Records
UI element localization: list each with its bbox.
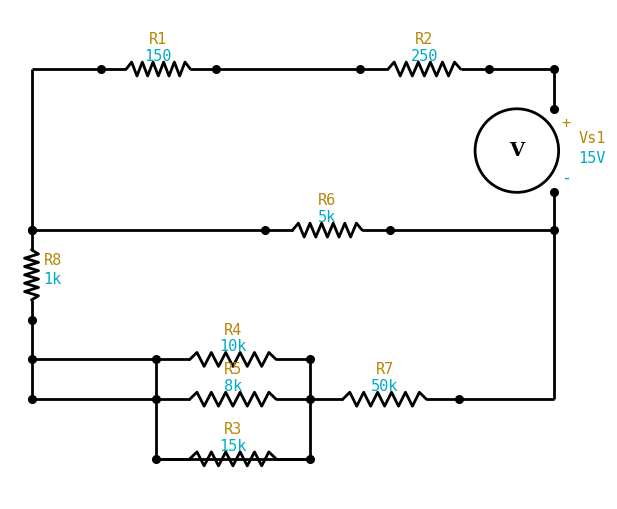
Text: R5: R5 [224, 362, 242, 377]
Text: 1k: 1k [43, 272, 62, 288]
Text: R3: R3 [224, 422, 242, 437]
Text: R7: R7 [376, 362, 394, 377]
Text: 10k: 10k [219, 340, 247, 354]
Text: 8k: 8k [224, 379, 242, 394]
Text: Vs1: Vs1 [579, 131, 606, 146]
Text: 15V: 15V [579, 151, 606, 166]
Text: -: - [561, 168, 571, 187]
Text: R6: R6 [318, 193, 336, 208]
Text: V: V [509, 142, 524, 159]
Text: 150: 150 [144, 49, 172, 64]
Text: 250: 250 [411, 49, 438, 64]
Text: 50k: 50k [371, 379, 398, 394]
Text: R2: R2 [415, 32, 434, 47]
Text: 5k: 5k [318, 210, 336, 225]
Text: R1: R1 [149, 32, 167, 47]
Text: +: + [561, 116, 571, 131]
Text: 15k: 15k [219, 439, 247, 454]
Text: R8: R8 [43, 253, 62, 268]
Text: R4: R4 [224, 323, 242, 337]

--

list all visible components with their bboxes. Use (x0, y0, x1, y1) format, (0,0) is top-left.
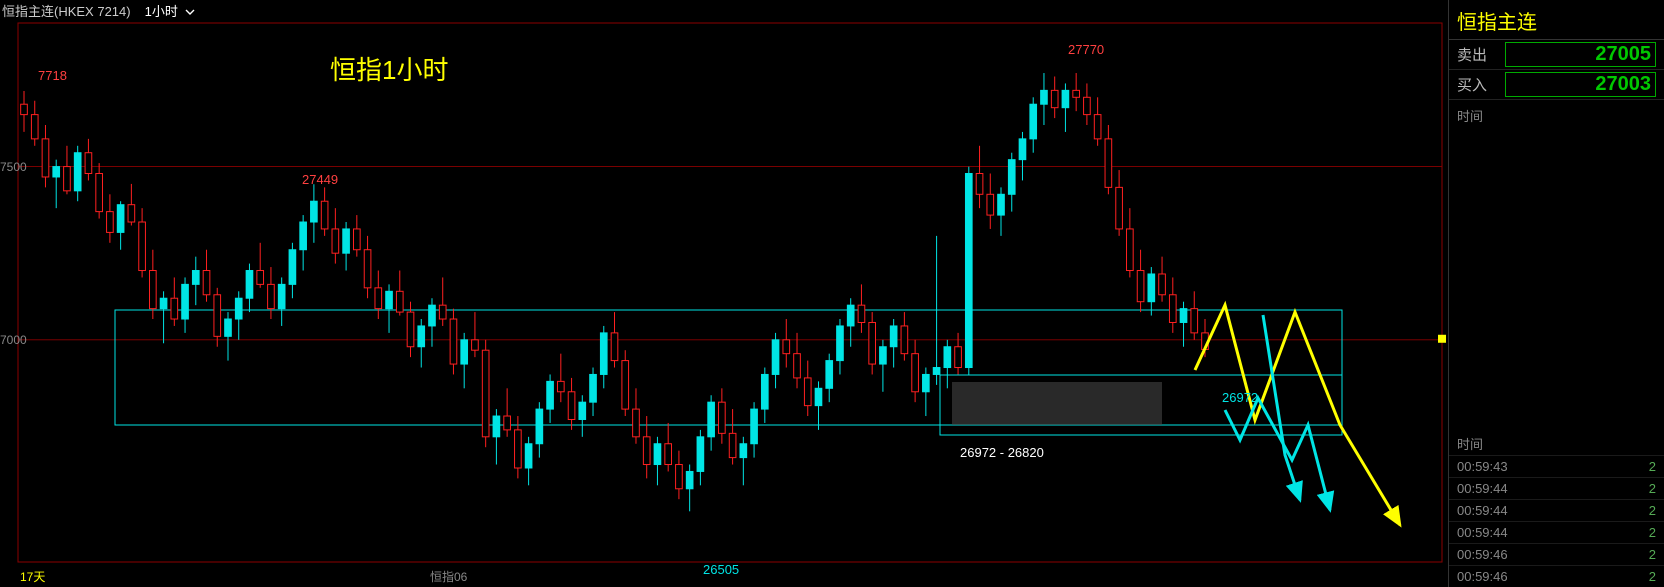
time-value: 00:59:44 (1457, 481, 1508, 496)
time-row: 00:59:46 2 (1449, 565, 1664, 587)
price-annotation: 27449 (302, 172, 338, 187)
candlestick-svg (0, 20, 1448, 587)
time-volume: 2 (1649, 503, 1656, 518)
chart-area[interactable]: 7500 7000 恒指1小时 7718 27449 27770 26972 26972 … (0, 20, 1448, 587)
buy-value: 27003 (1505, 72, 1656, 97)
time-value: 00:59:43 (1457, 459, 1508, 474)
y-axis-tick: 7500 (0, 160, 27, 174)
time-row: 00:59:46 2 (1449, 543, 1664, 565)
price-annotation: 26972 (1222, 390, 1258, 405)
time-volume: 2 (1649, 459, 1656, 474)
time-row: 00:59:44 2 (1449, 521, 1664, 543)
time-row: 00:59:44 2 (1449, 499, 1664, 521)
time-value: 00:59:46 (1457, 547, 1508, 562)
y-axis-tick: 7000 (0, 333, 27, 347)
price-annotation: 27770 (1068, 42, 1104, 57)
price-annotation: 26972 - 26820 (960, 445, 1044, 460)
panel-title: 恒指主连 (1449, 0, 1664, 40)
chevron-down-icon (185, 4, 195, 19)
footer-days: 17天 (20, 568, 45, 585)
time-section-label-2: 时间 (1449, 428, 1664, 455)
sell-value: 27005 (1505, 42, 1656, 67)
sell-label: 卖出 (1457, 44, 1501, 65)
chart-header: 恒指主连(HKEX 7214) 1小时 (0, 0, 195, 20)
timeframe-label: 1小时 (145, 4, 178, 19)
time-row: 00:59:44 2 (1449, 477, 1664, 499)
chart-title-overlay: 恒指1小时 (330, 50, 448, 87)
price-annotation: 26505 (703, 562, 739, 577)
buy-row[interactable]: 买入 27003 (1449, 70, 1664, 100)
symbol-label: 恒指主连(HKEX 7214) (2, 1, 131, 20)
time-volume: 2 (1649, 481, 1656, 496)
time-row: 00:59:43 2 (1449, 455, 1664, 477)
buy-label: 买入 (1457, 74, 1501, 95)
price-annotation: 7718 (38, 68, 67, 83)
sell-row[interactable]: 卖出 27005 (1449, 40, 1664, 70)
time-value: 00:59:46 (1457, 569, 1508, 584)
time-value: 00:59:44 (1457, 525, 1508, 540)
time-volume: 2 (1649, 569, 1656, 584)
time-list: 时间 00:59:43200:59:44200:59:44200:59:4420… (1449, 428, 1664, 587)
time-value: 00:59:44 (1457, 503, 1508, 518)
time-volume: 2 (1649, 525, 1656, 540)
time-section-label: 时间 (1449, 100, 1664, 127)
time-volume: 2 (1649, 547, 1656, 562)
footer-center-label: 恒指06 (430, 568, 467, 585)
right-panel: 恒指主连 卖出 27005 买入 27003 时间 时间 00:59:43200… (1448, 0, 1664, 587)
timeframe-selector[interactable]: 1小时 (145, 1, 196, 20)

DIRECTIONS> Give the records again from the line containing "UI element localization: list" through the line containing "Text: R4: R4 [224, 323, 242, 337]", swapping "Text" for "Label" throughout and changing nothing else. Leave out the pictures.

WRITTEN SOLUTION>
UI element localization: list each with its bbox.
Label: R5: R5 [224, 362, 242, 377]
Label: 1k: 1k [43, 272, 62, 288]
Label: R3: R3 [224, 422, 242, 437]
Label: R7: R7 [376, 362, 394, 377]
Label: 10k: 10k [219, 340, 247, 354]
Label: 8k: 8k [224, 379, 242, 394]
Label: Vs1: Vs1 [579, 131, 606, 146]
Label: 15V: 15V [579, 151, 606, 166]
Label: -: - [561, 168, 571, 187]
Label: R6: R6 [318, 193, 336, 208]
Label: V: V [509, 142, 524, 159]
Label: 150: 150 [144, 49, 172, 64]
Label: 250: 250 [411, 49, 438, 64]
Label: 50k: 50k [371, 379, 398, 394]
Label: R2: R2 [415, 32, 434, 47]
Label: 5k: 5k [318, 210, 336, 225]
Label: R1: R1 [149, 32, 167, 47]
Label: +: + [561, 116, 571, 131]
Label: 15k: 15k [219, 439, 247, 454]
Label: R8: R8 [43, 253, 62, 268]
Label: R4: R4 [224, 323, 242, 337]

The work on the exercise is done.